• Required task
From the entries below, extract every line that includes the word "Feature".

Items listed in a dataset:
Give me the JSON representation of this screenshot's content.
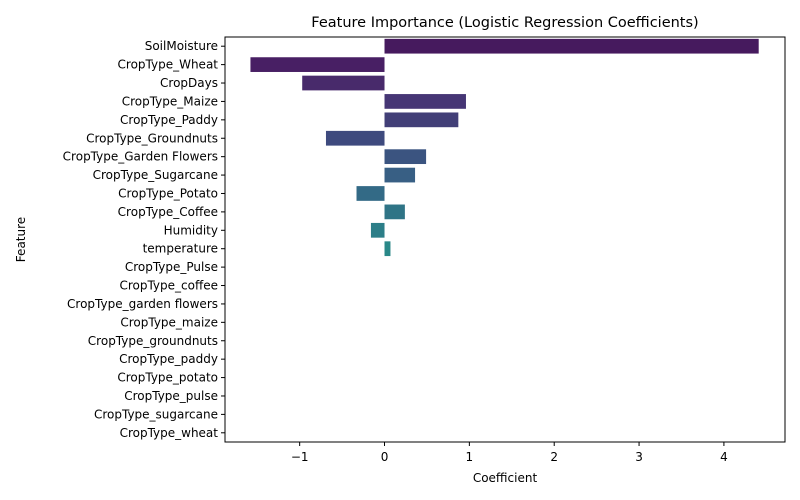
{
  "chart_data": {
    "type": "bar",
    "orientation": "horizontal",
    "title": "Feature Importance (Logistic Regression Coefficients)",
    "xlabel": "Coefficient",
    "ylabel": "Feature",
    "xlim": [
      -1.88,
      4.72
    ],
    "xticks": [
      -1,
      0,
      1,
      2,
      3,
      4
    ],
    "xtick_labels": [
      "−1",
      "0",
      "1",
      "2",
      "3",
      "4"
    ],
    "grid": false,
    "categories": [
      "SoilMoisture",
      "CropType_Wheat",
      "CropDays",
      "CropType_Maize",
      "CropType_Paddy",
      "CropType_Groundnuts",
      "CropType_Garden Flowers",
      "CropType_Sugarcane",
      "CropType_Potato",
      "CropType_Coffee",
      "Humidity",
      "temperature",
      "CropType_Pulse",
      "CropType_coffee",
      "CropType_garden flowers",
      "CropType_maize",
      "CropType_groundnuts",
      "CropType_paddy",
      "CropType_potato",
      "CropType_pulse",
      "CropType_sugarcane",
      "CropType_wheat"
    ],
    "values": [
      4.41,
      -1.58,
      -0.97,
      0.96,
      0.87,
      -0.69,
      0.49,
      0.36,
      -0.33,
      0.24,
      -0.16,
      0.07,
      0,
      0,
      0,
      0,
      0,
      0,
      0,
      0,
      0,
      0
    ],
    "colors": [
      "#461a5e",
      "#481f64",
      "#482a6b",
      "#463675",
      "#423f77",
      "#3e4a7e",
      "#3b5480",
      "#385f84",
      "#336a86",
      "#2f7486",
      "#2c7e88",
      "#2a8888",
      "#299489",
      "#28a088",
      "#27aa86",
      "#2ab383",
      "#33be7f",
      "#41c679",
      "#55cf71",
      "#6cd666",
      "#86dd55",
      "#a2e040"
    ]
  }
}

• Completed exercise
    "title": "Feature Importance (Logistic Regression Coefficients)",
    "ylabel": "Feature",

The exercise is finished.